Dataset items:
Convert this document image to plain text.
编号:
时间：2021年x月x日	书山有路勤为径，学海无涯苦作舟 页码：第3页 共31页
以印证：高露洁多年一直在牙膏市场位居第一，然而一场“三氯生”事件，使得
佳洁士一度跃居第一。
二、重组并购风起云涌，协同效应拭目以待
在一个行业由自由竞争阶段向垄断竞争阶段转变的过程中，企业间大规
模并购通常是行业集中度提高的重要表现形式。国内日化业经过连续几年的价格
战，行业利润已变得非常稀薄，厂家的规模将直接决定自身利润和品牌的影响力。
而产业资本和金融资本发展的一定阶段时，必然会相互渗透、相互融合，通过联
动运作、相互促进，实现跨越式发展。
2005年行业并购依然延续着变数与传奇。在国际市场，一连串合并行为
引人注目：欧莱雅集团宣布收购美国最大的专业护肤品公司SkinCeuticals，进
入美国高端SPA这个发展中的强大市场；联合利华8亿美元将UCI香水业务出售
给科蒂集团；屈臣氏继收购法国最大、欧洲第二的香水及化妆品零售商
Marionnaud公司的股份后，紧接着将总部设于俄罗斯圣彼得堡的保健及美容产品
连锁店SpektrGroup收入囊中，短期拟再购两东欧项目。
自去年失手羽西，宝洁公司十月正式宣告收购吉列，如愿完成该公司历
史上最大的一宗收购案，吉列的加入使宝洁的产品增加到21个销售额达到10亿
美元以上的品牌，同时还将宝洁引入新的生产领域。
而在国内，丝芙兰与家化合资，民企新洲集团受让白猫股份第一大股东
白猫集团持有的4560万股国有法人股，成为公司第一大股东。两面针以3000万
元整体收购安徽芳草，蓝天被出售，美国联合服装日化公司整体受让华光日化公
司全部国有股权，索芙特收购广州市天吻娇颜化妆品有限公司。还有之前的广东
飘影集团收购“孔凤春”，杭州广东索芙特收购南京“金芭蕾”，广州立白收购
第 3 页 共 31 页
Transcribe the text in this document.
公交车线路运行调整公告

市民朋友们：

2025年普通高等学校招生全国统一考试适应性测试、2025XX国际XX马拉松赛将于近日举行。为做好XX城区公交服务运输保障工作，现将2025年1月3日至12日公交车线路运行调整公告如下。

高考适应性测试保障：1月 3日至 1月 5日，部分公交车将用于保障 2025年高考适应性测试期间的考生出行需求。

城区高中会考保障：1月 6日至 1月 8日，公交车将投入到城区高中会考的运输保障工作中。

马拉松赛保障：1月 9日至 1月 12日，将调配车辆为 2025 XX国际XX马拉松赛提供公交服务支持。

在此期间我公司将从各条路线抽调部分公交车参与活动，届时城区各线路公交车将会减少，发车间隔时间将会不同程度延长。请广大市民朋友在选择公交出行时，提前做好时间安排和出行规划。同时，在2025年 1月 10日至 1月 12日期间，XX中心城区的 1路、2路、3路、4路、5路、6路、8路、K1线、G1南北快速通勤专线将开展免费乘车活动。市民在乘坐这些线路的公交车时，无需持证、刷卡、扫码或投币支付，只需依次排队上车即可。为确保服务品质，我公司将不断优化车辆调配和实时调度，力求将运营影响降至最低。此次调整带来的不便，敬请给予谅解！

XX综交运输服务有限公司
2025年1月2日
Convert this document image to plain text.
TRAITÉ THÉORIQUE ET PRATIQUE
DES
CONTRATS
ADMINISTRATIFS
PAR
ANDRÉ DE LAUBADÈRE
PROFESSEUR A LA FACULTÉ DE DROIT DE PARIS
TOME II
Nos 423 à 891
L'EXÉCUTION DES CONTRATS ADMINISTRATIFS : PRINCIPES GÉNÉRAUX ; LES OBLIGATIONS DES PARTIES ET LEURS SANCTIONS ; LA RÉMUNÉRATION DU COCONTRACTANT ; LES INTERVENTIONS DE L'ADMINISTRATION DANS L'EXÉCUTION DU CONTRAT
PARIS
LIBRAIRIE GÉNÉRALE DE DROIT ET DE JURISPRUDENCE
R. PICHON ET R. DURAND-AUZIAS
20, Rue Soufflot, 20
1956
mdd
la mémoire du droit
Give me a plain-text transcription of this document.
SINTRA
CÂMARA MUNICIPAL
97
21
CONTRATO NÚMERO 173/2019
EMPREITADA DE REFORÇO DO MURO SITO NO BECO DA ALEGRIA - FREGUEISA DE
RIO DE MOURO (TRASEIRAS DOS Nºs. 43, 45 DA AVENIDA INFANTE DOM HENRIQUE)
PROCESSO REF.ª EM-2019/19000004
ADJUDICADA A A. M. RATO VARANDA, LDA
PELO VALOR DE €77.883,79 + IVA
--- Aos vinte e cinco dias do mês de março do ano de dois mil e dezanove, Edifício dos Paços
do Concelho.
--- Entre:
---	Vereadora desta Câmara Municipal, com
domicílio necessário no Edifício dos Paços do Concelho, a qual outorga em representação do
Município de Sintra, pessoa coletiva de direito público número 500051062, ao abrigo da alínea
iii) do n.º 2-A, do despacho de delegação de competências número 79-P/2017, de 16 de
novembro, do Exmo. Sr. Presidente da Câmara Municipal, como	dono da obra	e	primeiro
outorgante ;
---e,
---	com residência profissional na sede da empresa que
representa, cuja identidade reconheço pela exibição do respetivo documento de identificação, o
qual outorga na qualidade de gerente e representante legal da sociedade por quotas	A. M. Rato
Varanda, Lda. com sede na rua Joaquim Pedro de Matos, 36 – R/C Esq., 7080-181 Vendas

• [REQUIREMENT]: Search the entries for the word "text", then list each line that holds it.

• [ANSWER TO THIS EXERCISE]:
Convert this document image to plain text.
Transcribe the text in this document.
Convert this document image to plain text.
Give me a plain-text transcription of this document.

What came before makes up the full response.